Pick out every line in the data below that holds "name".

** Record set **
────────────────
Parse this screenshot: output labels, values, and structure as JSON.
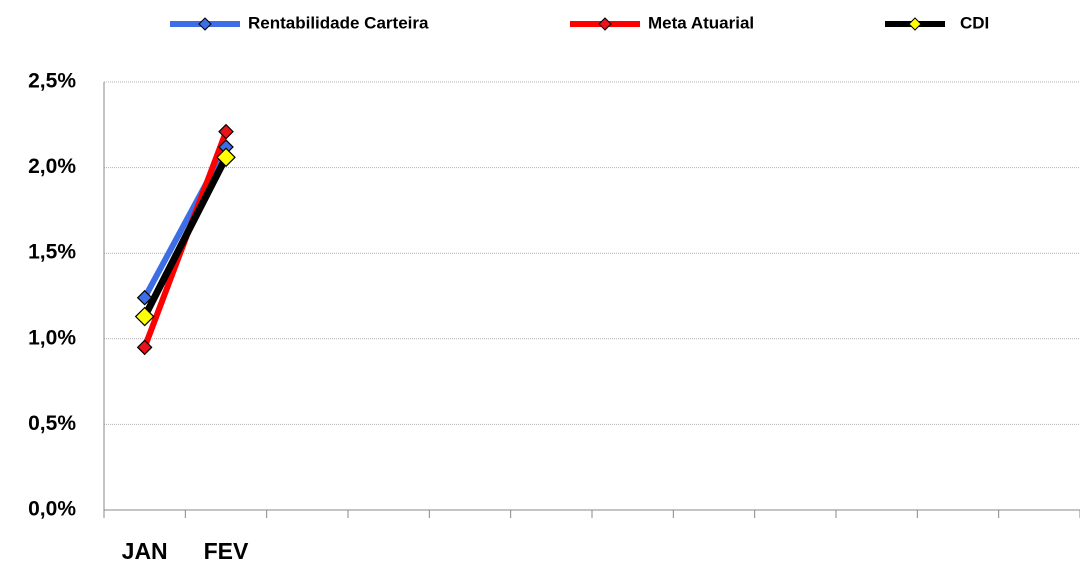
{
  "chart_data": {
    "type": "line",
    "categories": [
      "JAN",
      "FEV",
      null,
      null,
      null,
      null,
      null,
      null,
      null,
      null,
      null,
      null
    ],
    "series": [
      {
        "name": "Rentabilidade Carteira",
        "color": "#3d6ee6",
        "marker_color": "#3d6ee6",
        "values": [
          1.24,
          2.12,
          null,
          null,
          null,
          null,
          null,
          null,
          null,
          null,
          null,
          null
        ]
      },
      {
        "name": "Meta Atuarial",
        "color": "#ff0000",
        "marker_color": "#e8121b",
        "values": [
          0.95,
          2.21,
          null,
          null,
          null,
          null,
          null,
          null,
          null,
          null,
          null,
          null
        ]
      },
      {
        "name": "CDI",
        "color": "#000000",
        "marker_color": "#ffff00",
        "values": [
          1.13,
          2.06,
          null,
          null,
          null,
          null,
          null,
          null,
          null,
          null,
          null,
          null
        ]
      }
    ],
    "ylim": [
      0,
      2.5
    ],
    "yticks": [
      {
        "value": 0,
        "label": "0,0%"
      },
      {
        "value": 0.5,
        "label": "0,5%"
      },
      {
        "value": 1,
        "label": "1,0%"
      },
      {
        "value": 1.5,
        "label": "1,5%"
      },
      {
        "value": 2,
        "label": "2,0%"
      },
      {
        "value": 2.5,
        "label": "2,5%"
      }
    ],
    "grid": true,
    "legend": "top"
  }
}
────────────────
** Reply to the exercise **
        "name": "Rentabilidade Carteira",
        "name": "Meta Atuarial",
        "name": "CDI",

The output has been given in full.